Dataset rows about figures
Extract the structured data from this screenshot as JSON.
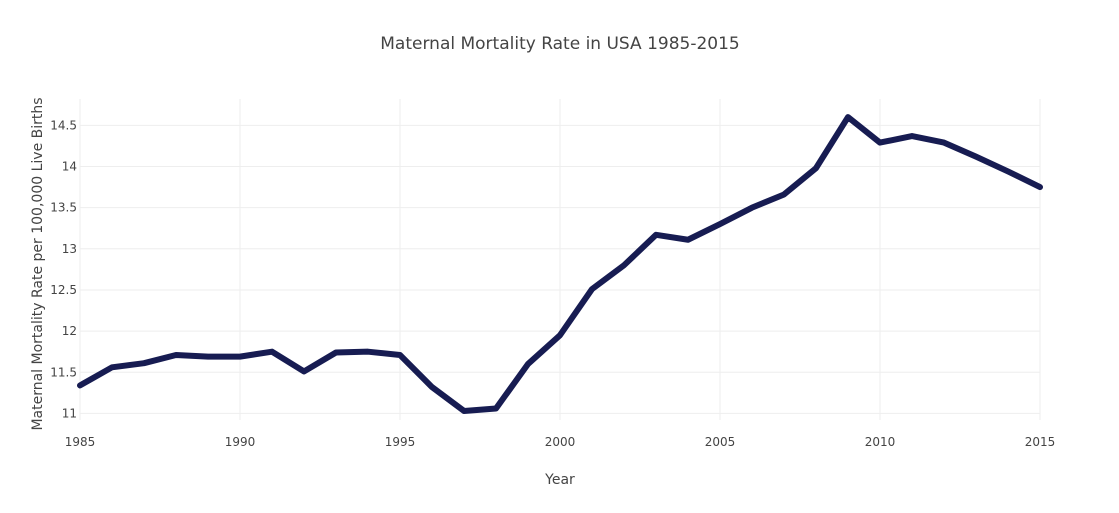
{
  "chart_data": {
    "type": "line",
    "title": "Maternal Mortality Rate in USA 1985-2015",
    "xlabel": "Year",
    "ylabel": "Maternal Mortality Rate per 100,000 Live Births",
    "xlim": [
      1985,
      2015
    ],
    "ylim": [
      10.92,
      14.82
    ],
    "x_ticks": [
      1985,
      1990,
      1995,
      2000,
      2005,
      2010,
      2015
    ],
    "y_ticks": [
      11,
      11.5,
      12,
      12.5,
      13,
      13.5,
      14,
      14.5
    ],
    "y_tick_labels": [
      "11",
      "11.5",
      "12",
      "12.5",
      "13",
      "13.5",
      "14",
      "14.5"
    ],
    "grid": true,
    "line_color": "#171c52",
    "series": [
      {
        "x": [
          1985,
          1986,
          1987,
          1988,
          1989,
          1990,
          1991,
          1992,
          1993,
          1994,
          1995,
          1996,
          1997,
          1998,
          1999,
          2000,
          2001,
          2002,
          2003,
          2004,
          2005,
          2006,
          2007,
          2008,
          2009,
          2010,
          2011,
          2012,
          2013,
          2014,
          2015
        ],
        "values": [
          11.34,
          11.56,
          11.61,
          11.71,
          11.69,
          11.69,
          11.75,
          11.51,
          11.74,
          11.75,
          11.71,
          11.32,
          11.03,
          11.06,
          11.6,
          11.95,
          12.51,
          12.8,
          13.17,
          13.11,
          13.3,
          13.5,
          13.66,
          13.98,
          14.6,
          14.29,
          14.37,
          14.29,
          14.12,
          13.94,
          13.75
        ]
      }
    ]
  }
}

Exercise aim:
Across the records, how many lines contain "Maternal"? Only the number should be given.

Result for this task:
2